- _PROBLEM DETAILS_:
Write out the listing below again, precisely as it is given.

[Collected data entries]

====

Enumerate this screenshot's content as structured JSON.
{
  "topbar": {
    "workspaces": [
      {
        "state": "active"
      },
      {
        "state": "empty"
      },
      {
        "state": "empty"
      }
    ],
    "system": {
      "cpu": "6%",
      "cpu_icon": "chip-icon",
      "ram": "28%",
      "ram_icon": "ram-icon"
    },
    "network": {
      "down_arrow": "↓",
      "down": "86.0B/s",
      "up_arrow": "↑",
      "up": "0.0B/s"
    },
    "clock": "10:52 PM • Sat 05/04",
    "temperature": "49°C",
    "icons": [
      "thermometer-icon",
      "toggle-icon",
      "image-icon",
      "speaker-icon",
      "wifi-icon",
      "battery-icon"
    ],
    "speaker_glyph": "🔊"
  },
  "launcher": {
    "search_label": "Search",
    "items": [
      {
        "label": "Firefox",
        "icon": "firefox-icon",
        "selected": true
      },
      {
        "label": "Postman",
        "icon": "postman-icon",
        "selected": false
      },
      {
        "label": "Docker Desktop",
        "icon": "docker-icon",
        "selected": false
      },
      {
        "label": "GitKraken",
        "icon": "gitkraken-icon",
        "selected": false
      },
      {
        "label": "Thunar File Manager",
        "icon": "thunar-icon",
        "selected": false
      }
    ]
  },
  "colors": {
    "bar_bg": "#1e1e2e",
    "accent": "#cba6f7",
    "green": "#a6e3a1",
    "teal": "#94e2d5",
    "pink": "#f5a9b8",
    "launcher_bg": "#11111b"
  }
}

====

- _RESPONSE TO THIS TASK_:
Enumerate this screenshot's content as structured JSON.
{
  "topbar": {
    "workspaces": [
      {
        "state": "active"
      },
      {
        "state": "empty"
      },
      {
        "state": "empty"
      }
    ],
    "system": {
      "cpu": "6%",
      "cpu_icon": "chip-icon",
      "ram": "28%",
      "ram_icon": "ram-icon"
    },
    "network": {
      "down_arrow": "↓",
      "down": "86.0B/s",
      "up_arrow": "↑",
      "up": "0.0B/s"
    },
    "clock": "10:52 PM • Sat 05/04",
    "temperature": "49°C",
    "icons": [
      "thermometer-icon",
      "toggle-icon",
      "image-icon",
      "speaker-icon",
      "wifi-icon",
      "battery-icon"
    ],
    "speaker_glyph": "🔊"
  },
  "launcher": {
    "search_label": "Search",
    "items": [
      {
        "label": "Firefox",
        "icon": "firefox-icon",
        "selected": true
      },
      {
        "label": "Postman",
        "icon": "postman-icon",
        "selected": false
      },
      {
        "label": "Docker Desktop",
        "icon": "docker-icon",
        "selected": false
      },
      {
        "label": "GitKraken",
        "icon": "gitkraken-icon",
        "selected": false
      },
      {
        "label": "Thunar File Manager",
        "icon": "thunar-icon",
        "selected": false
      }
    ]
  },
  "colors": {
    "bar_bg": "#1e1e2e",
    "accent": "#cba6f7",
    "green": "#a6e3a1",
    "teal": "#94e2d5",
    "pink": "#f5a9b8",
    "launcher_bg": "#11111b"
  }
}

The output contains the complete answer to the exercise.